Aim: Transcribe each line of the material as it is, and drop any picture.
[START Extracted information]
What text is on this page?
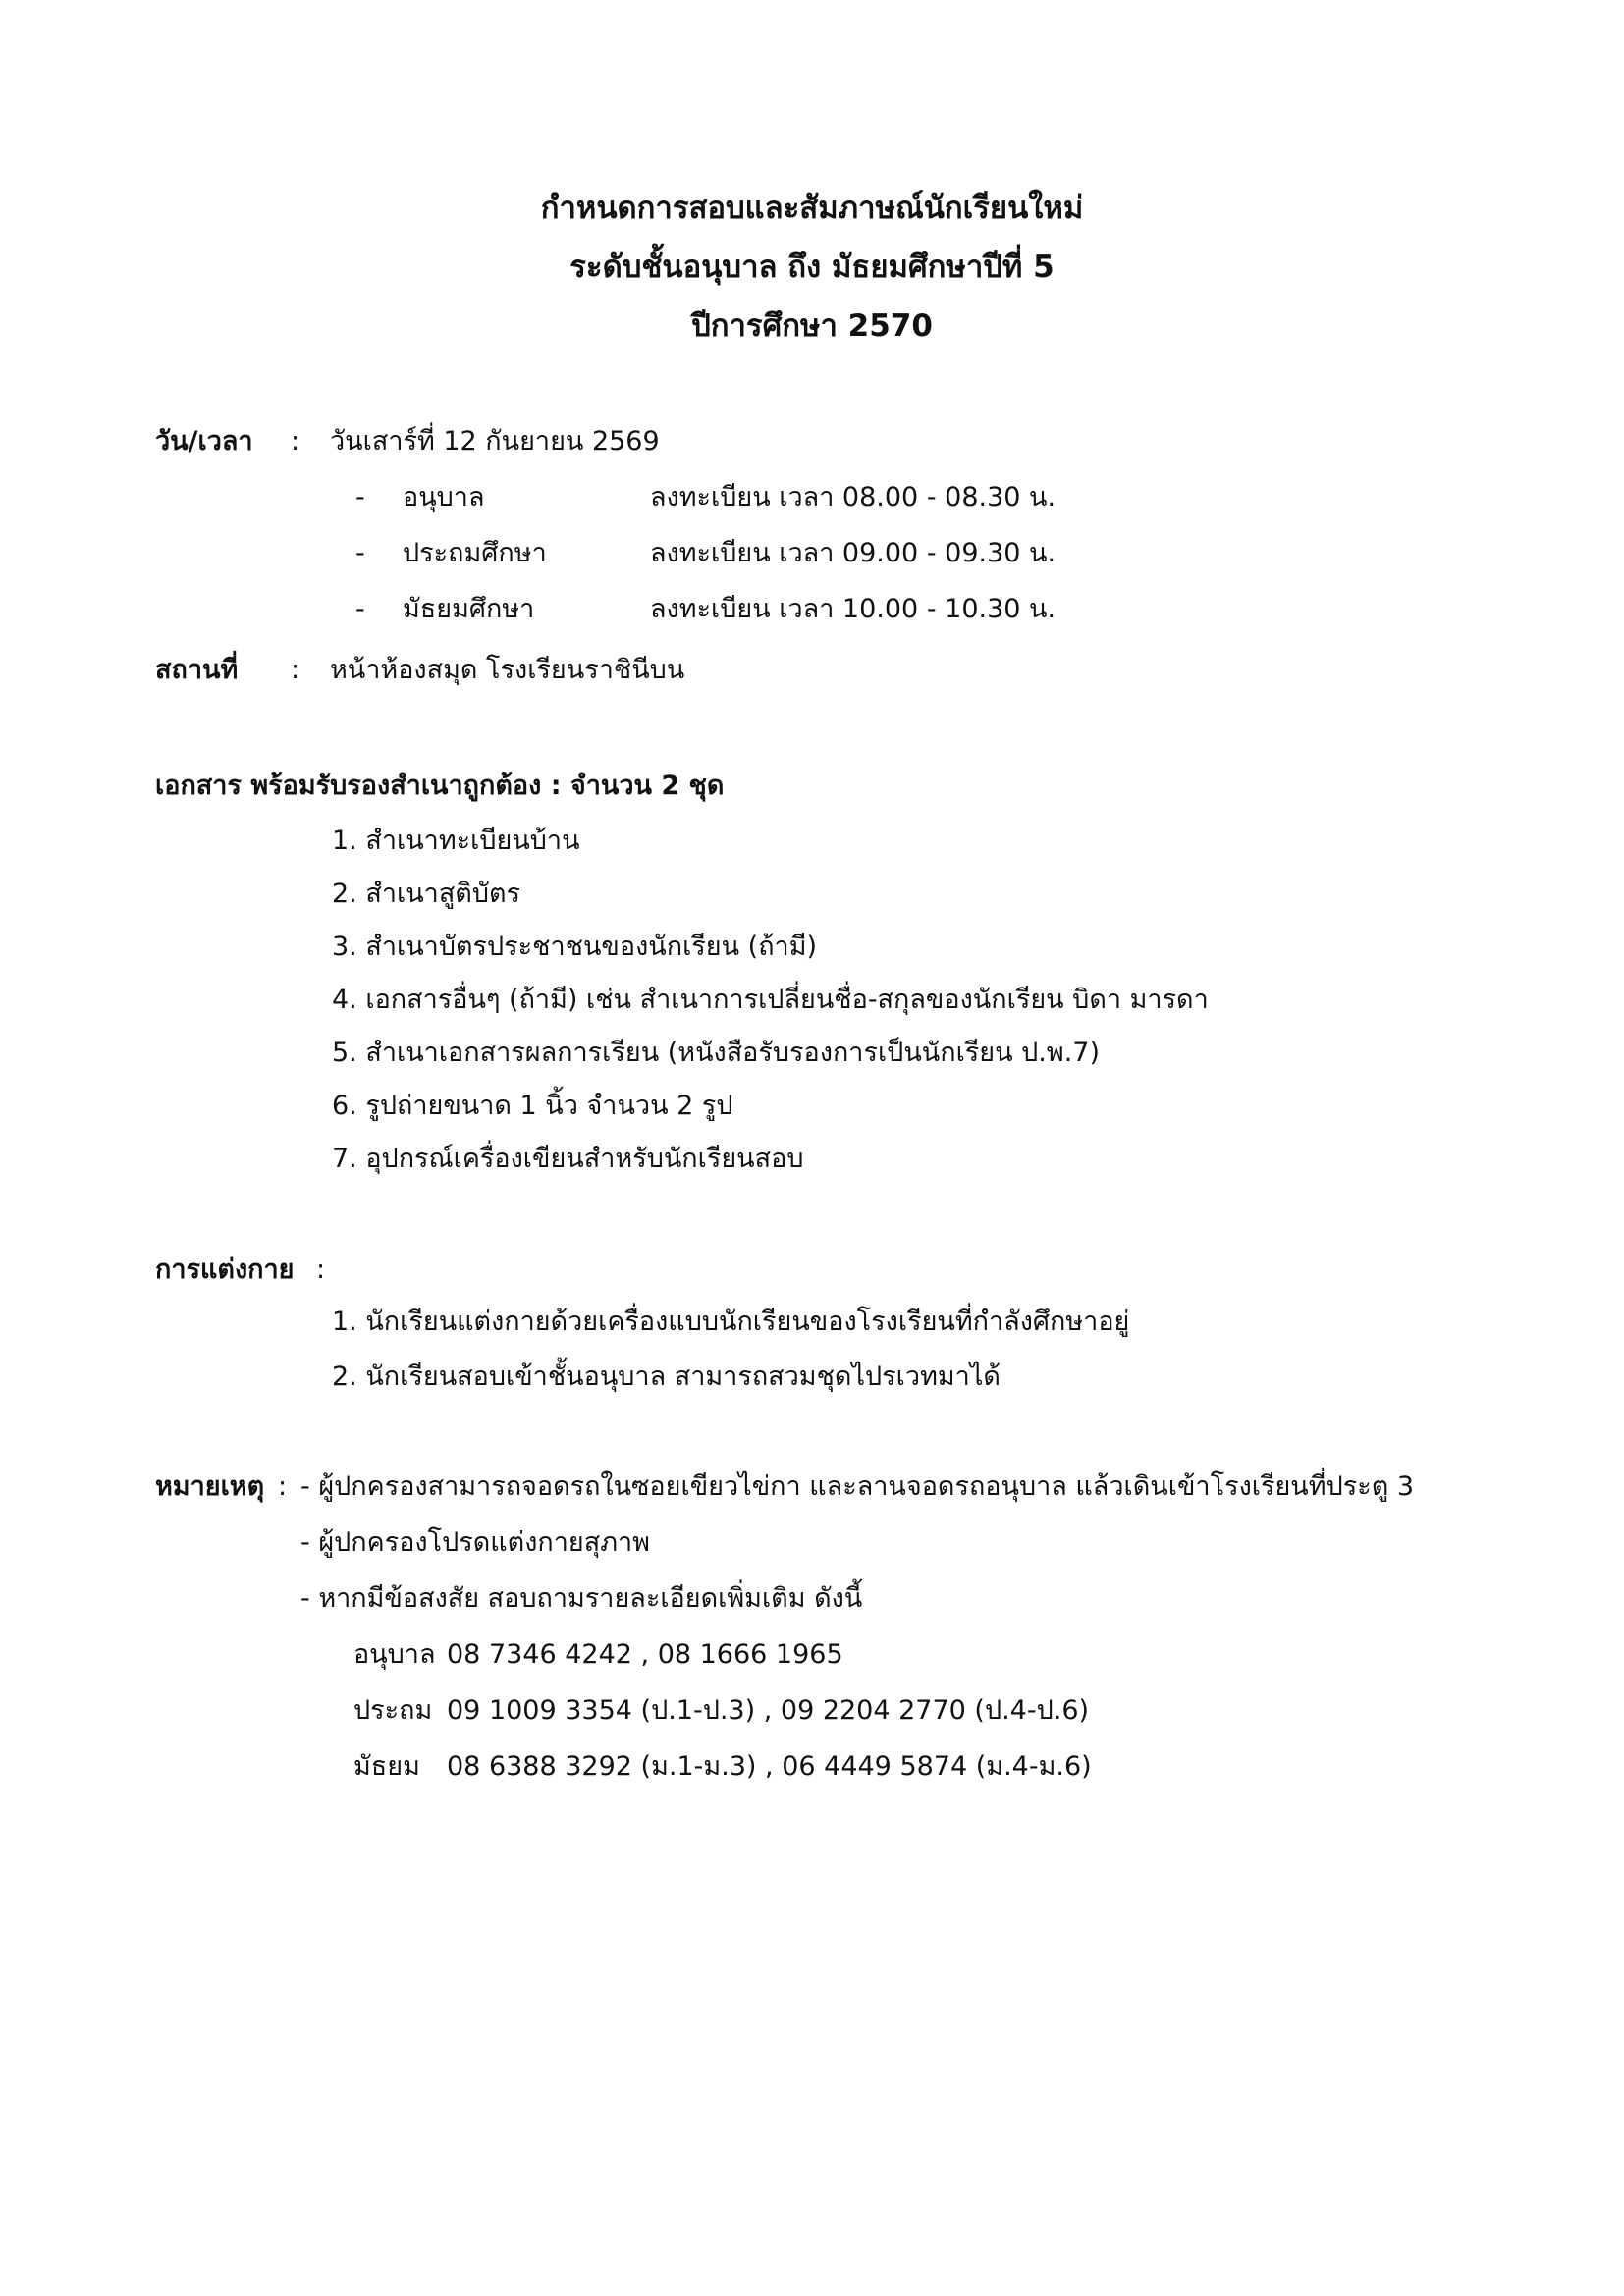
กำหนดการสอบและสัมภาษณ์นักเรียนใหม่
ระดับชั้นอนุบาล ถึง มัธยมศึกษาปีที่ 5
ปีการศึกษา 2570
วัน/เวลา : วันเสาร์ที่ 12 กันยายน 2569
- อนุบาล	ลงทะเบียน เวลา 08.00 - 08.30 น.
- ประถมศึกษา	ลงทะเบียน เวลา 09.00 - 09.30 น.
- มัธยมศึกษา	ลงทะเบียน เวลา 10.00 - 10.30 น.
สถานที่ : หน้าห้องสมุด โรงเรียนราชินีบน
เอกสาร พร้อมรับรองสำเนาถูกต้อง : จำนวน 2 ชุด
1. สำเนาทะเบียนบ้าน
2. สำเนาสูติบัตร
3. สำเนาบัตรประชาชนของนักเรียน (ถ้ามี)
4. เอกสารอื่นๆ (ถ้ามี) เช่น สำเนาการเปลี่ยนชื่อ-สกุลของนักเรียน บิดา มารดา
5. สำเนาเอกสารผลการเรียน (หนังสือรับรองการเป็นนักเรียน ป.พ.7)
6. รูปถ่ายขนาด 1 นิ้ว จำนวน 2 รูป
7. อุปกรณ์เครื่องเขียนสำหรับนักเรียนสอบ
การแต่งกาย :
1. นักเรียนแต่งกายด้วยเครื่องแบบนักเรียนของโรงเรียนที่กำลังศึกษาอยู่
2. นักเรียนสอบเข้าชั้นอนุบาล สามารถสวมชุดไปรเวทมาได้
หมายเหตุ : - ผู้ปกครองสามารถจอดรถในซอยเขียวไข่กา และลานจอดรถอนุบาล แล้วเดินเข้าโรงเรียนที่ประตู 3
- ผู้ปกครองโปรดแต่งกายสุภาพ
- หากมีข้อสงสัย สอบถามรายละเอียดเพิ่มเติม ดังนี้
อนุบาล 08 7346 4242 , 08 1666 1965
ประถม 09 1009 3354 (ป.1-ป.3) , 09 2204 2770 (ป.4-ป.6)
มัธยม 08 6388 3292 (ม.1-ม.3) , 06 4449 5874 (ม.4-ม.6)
[END Extracted information]
Written answer:
What text is on this page?
กำหนดการสอบและสัมภาษณ์นักเรียนใหม่
ระดับชั้นอนุบาล ถึง มัธยมศึกษาปีที่ 5
ปีการศึกษา 2570
วัน/เวลา : วันเสาร์ที่ 12 กันยายน 2569
- อนุบาล	ลงทะเบียน เวลา 08.00 - 08.30 น.
- ประถมศึกษา	ลงทะเบียน เวลา 09.00 - 09.30 น.
- มัธยมศึกษา	ลงทะเบียน เวลา 10.00 - 10.30 น.
สถานที่ : หน้าห้องสมุด โรงเรียนราชินีบน
เอกสาร พร้อมรับรองสำเนาถูกต้อง : จำนวน 2 ชุด
1. สำเนาทะเบียนบ้าน
2. สำเนาสูติบัตร
3. สำเนาบัตรประชาชนของนักเรียน (ถ้ามี)
4. เอกสารอื่นๆ (ถ้ามี) เช่น สำเนาการเปลี่ยนชื่อ-สกุลของนักเรียน บิดา มารดา
5. สำเนาเอกสารผลการเรียน (หนังสือรับรองการเป็นนักเรียน ป.พ.7)
6. รูปถ่ายขนาด 1 นิ้ว จำนวน 2 รูป
7. อุปกรณ์เครื่องเขียนสำหรับนักเรียนสอบ
การแต่งกาย :
1. นักเรียนแต่งกายด้วยเครื่องแบบนักเรียนของโรงเรียนที่กำลังศึกษาอยู่
2. นักเรียนสอบเข้าชั้นอนุบาล สามารถสวมชุดไปรเวทมาได้
หมายเหตุ : - ผู้ปกครองสามารถจอดรถในซอยเขียวไข่กา และลานจอดรถอนุบาล แล้วเดินเข้าโรงเรียนที่ประตู 3
- ผู้ปกครองโปรดแต่งกายสุภาพ
- หากมีข้อสงสัย สอบถามรายละเอียดเพิ่มเติม ดังนี้
อนุบาล 08 7346 4242 , 08 1666 1965
ประถม 09 1009 3354 (ป.1-ป.3) , 09 2204 2770 (ป.4-ป.6)
มัธยม 08 6388 3292 (ม.1-ม.3) , 06 4449 5874 (ม.4-ม.6)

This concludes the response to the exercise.